▸ INPUT:
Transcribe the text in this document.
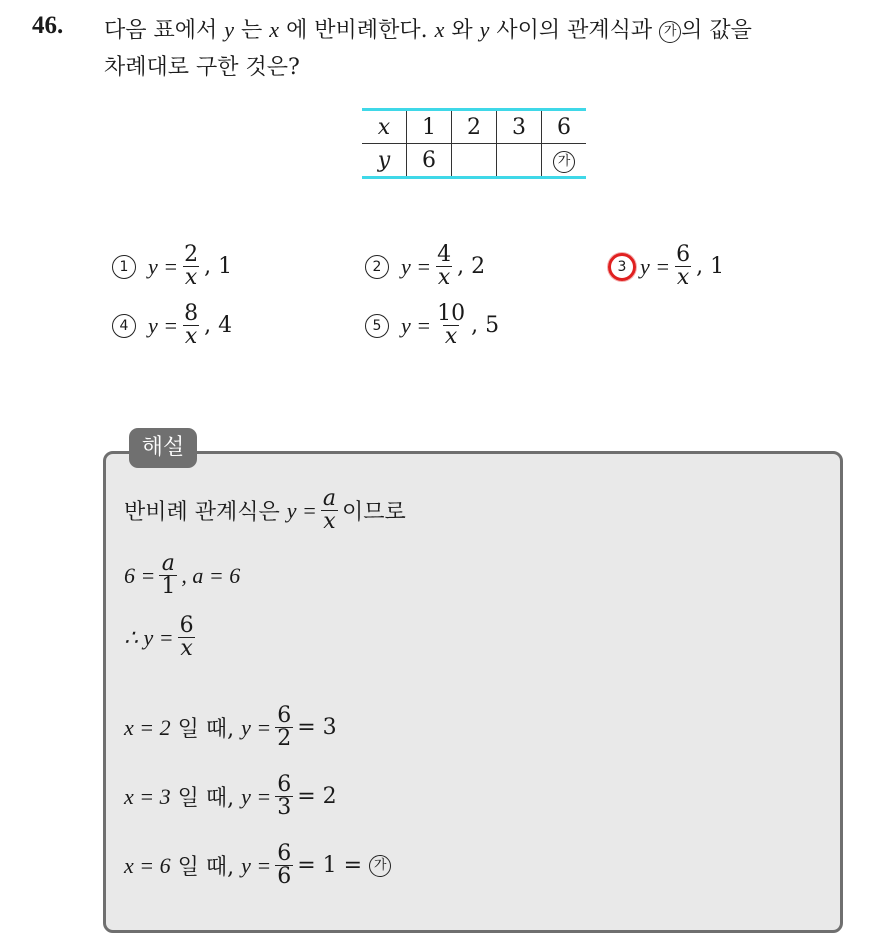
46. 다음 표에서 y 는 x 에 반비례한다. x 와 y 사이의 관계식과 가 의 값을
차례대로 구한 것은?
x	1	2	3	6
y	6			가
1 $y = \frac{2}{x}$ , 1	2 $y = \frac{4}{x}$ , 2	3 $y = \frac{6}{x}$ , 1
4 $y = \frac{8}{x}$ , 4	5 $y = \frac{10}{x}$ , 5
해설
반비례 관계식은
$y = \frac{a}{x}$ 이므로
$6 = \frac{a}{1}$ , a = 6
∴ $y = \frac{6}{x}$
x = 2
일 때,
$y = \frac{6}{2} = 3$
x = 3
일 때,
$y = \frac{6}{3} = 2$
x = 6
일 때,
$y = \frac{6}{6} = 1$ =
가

▸ THE EXERCISE: Repeat the records in full, exactly as they appear, without the pictures.

▸ FULL OUTPUT:
Transcribe the text in this document.
46. 다음 표에서 y 는 x 에 반비례한다. x 와 y 사이의 관계식과 가 의 값을
차례대로 구한 것은?
x	1	2	3	6
y	6			가
1 $y = \frac{2}{x}$ , 1	2 $y = \frac{4}{x}$ , 2	3 $y = \frac{6}{x}$ , 1
4 $y = \frac{8}{x}$ , 4	5 $y = \frac{10}{x}$ , 5
해설
반비례 관계식은
$y = \frac{a}{x}$ 이므로
$6 = \frac{a}{1}$ , a = 6
∴ $y = \frac{6}{x}$
x = 2
일 때,
$y = \frac{6}{2} = 3$
x = 3
일 때,
$y = \frac{6}{3} = 2$
x = 6
일 때,
$y = \frac{6}{6} = 1$ =
가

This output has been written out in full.